Count how many lines hold the string "L方案与UCSB". Give that number alone.

═════ PROVIDED DATA

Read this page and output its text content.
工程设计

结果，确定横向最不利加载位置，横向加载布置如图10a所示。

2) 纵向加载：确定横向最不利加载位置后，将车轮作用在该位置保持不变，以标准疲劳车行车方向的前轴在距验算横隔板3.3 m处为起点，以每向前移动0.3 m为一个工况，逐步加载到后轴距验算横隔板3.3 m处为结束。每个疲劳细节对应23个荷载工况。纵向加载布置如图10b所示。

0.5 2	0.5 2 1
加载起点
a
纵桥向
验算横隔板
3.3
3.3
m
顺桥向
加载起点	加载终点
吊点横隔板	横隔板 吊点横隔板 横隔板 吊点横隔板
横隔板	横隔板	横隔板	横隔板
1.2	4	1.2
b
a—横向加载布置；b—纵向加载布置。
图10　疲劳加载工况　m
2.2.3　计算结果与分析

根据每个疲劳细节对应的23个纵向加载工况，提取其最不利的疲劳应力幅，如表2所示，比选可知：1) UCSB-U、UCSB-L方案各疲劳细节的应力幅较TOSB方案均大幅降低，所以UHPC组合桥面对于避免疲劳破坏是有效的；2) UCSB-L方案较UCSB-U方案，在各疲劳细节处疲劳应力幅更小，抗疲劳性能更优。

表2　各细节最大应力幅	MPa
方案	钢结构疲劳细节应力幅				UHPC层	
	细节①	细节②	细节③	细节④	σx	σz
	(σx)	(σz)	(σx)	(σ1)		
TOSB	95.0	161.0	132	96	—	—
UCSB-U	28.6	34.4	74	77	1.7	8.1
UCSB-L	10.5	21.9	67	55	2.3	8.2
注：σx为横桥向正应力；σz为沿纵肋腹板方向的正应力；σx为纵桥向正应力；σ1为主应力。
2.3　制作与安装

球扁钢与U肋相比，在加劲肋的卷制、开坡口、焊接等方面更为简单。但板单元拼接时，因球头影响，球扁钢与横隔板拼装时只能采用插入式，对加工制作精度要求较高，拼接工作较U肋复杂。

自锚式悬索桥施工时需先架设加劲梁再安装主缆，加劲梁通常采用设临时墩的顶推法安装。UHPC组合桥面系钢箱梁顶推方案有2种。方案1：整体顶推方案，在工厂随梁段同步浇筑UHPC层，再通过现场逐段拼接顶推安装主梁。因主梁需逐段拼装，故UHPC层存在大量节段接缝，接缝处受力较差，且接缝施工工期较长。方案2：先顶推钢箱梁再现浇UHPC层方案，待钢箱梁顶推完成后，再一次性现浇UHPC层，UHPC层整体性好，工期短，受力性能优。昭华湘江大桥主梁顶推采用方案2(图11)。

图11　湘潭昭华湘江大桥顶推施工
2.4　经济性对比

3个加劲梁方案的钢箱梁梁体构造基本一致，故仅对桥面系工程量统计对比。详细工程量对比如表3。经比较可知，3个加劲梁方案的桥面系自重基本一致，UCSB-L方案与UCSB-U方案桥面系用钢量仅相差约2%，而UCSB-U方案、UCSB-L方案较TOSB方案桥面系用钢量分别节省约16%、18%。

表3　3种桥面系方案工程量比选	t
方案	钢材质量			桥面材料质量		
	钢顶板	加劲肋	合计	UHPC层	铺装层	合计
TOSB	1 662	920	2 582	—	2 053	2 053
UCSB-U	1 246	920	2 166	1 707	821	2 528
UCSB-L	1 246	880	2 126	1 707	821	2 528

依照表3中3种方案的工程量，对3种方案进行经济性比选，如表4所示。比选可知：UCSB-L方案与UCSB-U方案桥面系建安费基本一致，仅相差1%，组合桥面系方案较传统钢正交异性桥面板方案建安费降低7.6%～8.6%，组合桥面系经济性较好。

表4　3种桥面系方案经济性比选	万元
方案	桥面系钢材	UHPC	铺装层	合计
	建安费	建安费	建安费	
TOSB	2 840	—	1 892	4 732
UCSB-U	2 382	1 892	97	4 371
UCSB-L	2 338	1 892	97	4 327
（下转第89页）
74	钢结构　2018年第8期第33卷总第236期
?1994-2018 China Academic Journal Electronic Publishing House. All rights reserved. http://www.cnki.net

══════════

* [SOLUTION TO THIS EXERCISE] 2